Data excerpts
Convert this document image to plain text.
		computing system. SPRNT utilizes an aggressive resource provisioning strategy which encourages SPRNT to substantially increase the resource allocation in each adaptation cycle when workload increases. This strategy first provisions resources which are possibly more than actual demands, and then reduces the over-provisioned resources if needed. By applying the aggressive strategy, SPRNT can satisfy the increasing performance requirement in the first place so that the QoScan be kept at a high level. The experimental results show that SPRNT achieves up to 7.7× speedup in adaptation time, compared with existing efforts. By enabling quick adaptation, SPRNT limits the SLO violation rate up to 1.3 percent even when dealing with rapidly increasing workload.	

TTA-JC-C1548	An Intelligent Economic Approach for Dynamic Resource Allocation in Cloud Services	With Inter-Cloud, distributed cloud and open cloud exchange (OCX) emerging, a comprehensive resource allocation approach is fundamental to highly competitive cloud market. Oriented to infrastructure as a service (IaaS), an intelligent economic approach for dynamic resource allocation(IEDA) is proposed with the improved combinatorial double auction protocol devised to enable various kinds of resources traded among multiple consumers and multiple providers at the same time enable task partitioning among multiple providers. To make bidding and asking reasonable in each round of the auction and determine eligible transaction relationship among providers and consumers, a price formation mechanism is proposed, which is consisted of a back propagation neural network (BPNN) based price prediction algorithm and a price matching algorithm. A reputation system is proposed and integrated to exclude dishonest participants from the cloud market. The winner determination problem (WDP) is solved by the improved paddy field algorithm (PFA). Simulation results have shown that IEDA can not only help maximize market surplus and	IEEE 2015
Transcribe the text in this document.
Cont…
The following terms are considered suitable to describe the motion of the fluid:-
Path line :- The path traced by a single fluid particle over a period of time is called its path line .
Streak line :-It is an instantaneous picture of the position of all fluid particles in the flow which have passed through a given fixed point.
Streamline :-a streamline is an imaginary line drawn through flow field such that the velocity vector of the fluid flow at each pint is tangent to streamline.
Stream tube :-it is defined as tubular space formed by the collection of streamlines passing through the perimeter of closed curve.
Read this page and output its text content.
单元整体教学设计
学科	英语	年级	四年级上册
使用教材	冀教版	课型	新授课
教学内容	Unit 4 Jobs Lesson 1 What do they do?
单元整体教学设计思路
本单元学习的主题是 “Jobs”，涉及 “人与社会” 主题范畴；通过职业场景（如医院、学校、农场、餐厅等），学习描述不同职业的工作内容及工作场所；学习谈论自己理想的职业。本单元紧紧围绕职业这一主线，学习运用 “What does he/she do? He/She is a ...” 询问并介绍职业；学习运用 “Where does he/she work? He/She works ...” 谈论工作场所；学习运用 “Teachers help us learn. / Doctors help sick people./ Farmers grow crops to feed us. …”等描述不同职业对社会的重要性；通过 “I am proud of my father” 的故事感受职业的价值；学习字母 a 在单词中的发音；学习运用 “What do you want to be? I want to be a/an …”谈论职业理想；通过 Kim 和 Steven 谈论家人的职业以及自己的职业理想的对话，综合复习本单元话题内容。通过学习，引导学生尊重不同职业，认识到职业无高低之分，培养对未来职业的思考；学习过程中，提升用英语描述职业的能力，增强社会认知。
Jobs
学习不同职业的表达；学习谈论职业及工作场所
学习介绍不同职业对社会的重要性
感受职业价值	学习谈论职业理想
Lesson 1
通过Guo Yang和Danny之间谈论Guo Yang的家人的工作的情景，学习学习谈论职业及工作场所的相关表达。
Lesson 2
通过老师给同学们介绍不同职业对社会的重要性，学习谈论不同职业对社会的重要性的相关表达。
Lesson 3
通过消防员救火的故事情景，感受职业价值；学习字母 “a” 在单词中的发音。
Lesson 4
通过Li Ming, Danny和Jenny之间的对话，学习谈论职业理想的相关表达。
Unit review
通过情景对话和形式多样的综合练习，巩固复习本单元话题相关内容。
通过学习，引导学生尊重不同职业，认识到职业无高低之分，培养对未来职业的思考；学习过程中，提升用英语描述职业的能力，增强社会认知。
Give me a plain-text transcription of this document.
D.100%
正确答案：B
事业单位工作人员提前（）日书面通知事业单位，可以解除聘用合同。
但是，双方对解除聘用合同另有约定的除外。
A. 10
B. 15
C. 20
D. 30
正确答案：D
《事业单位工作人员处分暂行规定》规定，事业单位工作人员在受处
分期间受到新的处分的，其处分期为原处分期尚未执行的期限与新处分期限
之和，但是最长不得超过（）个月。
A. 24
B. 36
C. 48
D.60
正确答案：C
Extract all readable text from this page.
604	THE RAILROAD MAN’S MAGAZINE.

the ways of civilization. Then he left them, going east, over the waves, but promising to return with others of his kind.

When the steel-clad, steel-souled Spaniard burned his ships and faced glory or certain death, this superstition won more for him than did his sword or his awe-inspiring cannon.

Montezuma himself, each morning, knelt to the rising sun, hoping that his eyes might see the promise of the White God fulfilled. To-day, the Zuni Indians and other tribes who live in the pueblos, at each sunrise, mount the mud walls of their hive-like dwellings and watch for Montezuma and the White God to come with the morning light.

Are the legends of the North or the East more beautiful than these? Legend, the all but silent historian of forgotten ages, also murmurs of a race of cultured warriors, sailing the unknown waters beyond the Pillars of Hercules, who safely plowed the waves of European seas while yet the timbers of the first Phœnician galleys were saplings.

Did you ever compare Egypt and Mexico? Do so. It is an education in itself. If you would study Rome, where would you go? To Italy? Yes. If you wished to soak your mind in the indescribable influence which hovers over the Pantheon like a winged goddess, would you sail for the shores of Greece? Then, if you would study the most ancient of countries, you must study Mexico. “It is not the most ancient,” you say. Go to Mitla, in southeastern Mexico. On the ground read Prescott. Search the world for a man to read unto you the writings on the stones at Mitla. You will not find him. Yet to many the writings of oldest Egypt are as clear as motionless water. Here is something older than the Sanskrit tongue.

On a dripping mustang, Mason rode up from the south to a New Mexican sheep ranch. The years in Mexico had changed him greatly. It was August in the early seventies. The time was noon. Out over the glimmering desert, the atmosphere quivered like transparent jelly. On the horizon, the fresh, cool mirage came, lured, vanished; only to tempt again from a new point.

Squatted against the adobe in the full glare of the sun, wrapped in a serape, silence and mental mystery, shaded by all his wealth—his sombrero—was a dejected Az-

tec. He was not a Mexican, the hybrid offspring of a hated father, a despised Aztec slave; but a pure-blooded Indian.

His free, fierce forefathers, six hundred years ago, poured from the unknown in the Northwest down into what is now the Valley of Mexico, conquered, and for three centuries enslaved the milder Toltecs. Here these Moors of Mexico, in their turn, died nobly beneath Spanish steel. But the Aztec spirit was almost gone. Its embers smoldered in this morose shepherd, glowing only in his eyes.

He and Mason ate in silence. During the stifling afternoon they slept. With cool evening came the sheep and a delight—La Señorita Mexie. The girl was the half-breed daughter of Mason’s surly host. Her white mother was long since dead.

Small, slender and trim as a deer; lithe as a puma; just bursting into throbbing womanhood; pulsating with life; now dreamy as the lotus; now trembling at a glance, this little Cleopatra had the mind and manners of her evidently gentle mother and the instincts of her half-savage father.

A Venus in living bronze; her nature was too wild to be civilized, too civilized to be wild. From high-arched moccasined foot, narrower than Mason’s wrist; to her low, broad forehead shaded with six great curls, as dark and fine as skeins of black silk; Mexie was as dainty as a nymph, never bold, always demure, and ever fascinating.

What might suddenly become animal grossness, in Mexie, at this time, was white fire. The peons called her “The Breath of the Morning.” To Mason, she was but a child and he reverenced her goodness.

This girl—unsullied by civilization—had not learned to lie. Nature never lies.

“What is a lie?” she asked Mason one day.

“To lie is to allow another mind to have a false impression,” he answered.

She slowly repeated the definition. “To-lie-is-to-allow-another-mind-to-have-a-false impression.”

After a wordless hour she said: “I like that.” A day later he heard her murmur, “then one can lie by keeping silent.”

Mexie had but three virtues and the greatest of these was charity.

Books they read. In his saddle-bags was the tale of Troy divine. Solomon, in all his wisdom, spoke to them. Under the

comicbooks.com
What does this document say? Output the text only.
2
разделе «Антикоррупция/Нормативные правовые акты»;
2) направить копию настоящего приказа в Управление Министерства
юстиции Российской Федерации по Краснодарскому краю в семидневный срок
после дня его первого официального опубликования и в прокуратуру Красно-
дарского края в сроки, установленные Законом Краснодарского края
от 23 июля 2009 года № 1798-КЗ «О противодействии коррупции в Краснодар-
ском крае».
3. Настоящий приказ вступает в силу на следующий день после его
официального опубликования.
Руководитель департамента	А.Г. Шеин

EXERCISE DESCRIPTION:
Examine the records and pull out every line where the string "impression" occurs.

OUTPUT FOR THIS EXERCISE:
“To lie is to allow another mind to have a false impression,” he answered.
She slowly repeated the definition. “To-lie-is-to-allow-another-mind-to-have-a-false impression.”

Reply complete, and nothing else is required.